(Written instruction)
Note each line of the listing that contains the string "actifioone", and copy it.

(Stored entries)
■ ■ ■ ■ ■
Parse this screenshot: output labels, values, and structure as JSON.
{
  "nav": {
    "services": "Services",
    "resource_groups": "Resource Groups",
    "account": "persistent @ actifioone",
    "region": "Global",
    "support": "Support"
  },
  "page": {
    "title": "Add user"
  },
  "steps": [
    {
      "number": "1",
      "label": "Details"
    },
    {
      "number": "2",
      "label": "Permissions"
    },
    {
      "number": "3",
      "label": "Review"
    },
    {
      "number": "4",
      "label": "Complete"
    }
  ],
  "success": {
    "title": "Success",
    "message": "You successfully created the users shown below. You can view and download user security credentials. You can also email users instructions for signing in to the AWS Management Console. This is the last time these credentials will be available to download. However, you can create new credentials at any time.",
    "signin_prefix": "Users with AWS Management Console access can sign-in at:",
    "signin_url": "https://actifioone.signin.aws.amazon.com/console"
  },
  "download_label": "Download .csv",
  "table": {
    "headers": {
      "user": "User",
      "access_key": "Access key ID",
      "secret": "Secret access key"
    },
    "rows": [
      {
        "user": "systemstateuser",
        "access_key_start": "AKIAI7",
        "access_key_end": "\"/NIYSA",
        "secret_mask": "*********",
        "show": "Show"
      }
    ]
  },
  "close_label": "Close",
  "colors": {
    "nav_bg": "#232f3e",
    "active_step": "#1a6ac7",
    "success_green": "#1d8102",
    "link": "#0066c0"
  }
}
■ ■ ■ ■ ■
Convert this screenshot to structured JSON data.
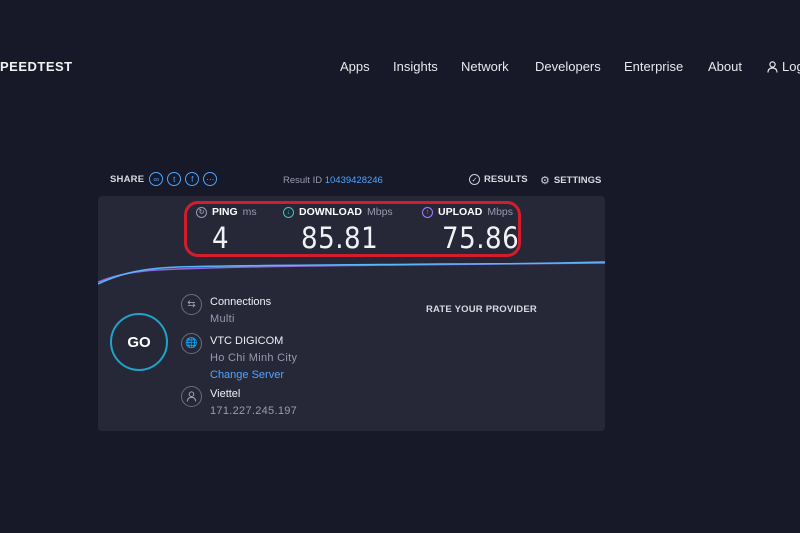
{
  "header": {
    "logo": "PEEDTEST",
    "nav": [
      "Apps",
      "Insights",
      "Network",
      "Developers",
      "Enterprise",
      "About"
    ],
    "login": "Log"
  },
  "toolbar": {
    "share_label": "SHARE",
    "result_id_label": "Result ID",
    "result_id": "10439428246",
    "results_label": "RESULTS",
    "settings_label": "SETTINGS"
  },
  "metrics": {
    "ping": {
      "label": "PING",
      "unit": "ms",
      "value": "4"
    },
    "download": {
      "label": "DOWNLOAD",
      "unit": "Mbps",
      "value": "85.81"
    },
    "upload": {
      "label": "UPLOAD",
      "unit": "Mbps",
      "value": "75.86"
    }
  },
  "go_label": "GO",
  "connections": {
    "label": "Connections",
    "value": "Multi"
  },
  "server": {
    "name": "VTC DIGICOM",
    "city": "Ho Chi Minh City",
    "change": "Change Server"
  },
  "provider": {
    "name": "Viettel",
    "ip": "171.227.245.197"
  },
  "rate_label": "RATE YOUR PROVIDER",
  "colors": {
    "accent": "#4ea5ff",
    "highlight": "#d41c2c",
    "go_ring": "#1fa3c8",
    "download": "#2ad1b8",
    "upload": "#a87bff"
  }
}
■ ■ ■ ■ ■
(Solution to the problem)
    "account": "persistent @ actifioone",
    "signin_url": "https://actifioone.signin.aws.amazon.com/console"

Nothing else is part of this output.